Written request –
Retype the stretch of the post on nested functions from "In article <24413@alice.att.com>" through "isn't exactly trivial.".

Selected text –

I had to do it, but I would have prefered to be able to
do some functional decomposition first, I think the whole
process would have been quicker.

--
;----------------------------------------------------------------------
        JOHN (MAX) SKALLER,         maxtal@extro.ucc.su.oz.au
 Maxtal Pty Ltd, 6 MacKay St ASHFIELD, NSW 2131, AUSTRALIA
;--------------- SCIENTIFIC AND ENGINEERING SOFTWARE ------------------

In article <24413@alice.att.com> ark@alice.UUCP () writes:
>The first time I tried to use gcc's nested functions,
>my program dumped core -- apparently due to a bug in gcc.
>The next version of gcc I tried worked.  This suggests
>that the implementation isn't exactly trivial.

See other post.  In our (Olivetti Research Center, now defunct)
experience, nested functions were not hard, though not trivial (is the
compiler that you use made up only of trivial pieces?  Somehow, I
doubt it.  Keep things in proportion.)  We implemented C-interoperable
nested functions in one (68k-only) release of Modula-3, and it was
a relative no-brainer compared to most other parts of a modern
compiler.  Keep in mind that gcc 2.* says "beta-test" all over it, so
I am not surprised if a shiny new non-standard feature doesn't work
perfectly.

Records:

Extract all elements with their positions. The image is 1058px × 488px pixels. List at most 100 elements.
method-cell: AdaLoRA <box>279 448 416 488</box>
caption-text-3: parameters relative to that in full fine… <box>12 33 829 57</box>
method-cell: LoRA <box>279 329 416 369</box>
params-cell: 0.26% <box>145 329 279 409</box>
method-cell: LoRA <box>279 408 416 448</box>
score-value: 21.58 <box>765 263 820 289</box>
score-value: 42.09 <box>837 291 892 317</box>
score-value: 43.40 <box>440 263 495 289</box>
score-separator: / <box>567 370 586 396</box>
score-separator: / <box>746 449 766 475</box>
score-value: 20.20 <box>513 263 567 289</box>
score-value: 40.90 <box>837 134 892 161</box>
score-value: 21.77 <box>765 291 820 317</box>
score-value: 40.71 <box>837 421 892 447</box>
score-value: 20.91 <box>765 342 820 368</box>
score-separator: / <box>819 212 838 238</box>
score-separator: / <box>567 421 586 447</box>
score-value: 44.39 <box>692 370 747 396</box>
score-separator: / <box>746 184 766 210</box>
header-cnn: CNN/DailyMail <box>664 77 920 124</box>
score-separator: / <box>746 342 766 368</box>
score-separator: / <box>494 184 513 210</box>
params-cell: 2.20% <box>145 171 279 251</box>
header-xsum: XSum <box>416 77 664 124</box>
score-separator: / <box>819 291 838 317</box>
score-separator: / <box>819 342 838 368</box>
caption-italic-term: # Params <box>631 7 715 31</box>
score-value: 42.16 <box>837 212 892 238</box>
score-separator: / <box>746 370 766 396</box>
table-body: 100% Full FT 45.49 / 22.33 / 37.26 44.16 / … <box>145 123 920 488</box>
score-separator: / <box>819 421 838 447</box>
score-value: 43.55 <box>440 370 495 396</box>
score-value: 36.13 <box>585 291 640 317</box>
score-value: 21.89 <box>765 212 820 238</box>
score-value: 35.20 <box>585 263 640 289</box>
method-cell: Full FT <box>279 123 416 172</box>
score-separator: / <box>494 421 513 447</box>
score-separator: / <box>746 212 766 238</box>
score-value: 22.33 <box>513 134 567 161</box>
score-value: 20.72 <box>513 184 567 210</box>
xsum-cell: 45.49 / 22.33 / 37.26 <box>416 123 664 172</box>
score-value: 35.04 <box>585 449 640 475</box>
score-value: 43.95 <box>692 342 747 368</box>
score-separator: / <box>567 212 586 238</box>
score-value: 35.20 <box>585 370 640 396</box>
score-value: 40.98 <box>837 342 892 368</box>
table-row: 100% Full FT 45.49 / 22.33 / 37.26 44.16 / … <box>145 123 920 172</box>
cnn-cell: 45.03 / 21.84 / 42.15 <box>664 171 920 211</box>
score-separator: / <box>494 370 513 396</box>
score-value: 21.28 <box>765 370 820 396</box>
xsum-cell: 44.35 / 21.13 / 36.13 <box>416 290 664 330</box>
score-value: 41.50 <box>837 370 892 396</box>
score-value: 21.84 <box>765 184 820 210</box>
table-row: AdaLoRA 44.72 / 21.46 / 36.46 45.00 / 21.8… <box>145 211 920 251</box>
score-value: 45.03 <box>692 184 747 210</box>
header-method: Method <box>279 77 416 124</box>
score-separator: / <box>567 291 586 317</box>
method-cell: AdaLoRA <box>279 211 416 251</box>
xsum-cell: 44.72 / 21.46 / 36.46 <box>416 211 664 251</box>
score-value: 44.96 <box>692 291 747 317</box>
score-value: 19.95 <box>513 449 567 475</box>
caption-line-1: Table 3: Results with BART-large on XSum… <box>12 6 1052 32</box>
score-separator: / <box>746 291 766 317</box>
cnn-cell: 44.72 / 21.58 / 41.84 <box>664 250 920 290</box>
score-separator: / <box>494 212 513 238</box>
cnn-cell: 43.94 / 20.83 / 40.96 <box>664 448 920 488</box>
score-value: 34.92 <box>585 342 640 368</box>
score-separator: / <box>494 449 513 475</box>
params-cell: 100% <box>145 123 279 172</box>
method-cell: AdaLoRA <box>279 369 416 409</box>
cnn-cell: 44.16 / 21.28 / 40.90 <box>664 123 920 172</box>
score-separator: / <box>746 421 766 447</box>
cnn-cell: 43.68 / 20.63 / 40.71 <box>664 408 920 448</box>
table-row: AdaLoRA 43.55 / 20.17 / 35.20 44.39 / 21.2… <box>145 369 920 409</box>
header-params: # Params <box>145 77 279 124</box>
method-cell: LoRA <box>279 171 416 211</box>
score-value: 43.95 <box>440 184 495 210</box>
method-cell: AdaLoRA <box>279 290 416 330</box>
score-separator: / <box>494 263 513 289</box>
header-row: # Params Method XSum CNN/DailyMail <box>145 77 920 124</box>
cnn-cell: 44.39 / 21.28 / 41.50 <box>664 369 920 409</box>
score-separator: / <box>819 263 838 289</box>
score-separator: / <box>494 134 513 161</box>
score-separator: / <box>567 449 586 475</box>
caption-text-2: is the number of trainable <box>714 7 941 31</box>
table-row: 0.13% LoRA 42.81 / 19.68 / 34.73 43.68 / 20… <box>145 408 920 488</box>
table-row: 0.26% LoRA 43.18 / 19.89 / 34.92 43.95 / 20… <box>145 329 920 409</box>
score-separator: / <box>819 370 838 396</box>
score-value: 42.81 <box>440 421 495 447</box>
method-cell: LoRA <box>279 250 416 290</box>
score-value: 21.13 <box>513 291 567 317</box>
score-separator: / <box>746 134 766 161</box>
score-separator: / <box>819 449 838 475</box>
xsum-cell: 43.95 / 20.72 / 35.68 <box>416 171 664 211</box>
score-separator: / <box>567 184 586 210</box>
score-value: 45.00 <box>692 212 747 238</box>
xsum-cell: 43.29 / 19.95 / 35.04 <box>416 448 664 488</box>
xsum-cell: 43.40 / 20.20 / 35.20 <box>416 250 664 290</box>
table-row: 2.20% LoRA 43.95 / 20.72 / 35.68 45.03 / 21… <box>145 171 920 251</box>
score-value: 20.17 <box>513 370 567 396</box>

Written response –
In article <24413@alice.att.com> ark@alice.UUCP () writes:
>The first time I tried to use gcc's nested functions,
>my program dumped core -- apparently due to a bug in gcc.
>The next version of gcc I tried worked.  This suggests
>that the implementation isn't exactly trivial.